#### GOAL OF THE EXERCISE
Please report how many lines of the items below contain the string "способом", treating uppercase and lowercase as different, and give only the number.

------------------------------------------------------------

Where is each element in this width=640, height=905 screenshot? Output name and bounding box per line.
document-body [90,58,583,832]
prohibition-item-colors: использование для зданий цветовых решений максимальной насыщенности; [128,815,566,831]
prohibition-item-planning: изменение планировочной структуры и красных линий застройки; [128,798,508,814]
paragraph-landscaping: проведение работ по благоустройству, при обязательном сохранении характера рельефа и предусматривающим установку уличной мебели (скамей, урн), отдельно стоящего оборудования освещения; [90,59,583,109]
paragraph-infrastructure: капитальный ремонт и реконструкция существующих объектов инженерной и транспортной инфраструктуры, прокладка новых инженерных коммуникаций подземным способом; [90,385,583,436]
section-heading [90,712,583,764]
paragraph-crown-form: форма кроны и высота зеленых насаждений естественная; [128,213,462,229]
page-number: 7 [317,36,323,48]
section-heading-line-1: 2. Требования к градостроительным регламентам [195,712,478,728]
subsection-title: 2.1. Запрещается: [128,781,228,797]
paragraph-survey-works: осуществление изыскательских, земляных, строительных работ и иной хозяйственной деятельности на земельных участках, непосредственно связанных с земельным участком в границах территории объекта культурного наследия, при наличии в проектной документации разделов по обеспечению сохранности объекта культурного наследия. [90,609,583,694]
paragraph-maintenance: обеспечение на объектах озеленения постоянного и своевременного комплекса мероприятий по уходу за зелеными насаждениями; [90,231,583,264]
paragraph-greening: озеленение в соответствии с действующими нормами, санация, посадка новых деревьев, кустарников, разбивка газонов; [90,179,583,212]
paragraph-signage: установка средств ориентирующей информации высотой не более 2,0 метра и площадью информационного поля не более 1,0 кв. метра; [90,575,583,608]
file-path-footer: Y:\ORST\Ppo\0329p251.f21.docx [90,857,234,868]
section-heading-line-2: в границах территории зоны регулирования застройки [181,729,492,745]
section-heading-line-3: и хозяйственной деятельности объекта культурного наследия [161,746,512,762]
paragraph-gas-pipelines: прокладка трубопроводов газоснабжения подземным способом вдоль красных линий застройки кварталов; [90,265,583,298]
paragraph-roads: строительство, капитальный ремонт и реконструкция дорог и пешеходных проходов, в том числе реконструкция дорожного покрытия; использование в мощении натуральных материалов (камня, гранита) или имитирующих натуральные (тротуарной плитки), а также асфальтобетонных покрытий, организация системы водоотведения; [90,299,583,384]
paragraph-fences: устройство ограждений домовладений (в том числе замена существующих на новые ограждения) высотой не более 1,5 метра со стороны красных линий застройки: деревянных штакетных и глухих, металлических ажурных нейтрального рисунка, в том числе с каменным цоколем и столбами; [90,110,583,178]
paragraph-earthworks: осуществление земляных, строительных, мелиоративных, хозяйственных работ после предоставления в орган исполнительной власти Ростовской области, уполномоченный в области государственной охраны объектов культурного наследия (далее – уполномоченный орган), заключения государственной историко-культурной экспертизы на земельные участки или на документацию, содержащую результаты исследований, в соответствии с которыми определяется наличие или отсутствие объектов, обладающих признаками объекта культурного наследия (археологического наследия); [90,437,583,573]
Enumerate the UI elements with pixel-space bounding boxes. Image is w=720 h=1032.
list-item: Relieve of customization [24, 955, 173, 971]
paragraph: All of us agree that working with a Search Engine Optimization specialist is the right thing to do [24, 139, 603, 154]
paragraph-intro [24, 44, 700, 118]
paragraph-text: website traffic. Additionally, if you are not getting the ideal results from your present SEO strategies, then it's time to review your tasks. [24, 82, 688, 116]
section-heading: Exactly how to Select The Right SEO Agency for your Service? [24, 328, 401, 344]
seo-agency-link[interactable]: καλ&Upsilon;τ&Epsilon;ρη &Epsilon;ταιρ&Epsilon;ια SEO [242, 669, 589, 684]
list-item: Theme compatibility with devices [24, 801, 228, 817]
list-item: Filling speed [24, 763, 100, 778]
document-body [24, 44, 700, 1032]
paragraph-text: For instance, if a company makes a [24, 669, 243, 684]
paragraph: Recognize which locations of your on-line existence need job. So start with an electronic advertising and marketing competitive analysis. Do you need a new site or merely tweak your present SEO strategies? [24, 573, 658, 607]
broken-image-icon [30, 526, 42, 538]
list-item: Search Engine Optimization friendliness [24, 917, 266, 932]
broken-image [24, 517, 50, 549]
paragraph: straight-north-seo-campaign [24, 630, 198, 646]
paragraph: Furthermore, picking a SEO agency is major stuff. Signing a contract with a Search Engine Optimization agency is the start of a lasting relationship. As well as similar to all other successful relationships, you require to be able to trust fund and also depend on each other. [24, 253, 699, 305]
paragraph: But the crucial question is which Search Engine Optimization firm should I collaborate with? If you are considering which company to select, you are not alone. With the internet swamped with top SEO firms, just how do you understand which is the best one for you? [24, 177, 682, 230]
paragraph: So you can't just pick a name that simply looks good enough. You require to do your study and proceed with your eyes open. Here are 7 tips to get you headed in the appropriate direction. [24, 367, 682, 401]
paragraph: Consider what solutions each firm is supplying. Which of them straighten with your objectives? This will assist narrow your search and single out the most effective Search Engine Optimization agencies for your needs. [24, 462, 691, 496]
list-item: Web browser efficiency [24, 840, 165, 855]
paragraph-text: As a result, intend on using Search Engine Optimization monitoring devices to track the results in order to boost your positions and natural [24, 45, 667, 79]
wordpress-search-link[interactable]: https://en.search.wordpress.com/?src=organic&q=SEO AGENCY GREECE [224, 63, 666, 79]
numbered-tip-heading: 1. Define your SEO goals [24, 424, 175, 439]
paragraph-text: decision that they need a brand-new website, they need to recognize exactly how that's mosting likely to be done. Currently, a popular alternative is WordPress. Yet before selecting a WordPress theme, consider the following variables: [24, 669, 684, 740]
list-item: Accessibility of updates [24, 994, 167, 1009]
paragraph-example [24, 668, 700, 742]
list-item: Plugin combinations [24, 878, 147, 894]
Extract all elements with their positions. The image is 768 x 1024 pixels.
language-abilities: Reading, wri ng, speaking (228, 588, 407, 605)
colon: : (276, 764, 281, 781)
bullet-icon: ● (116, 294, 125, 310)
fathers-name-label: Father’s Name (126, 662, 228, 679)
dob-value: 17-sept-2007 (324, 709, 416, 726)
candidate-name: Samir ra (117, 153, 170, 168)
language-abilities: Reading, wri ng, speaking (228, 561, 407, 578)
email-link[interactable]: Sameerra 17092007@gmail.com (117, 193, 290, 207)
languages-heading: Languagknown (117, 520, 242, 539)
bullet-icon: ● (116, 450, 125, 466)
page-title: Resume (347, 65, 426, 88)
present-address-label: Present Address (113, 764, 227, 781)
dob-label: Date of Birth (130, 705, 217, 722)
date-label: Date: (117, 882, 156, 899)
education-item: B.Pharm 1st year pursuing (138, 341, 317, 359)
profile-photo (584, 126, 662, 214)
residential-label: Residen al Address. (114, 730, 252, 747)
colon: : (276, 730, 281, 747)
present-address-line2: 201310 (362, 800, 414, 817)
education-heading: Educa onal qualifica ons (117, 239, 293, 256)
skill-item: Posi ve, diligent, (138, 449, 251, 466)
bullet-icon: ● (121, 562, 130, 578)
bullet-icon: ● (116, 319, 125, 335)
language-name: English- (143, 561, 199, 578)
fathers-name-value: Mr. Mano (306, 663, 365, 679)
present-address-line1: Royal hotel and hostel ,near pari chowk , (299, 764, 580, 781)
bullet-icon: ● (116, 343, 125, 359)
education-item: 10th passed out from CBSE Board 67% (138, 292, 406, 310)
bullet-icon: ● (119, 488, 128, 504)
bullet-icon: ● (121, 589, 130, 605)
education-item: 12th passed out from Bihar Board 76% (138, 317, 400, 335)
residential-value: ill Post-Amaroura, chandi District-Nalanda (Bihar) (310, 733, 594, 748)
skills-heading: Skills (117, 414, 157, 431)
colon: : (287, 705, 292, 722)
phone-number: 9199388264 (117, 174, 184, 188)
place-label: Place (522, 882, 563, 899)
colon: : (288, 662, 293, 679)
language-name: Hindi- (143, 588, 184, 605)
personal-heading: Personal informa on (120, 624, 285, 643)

------------------------------------------------------------

#### TASK OUTPUT
2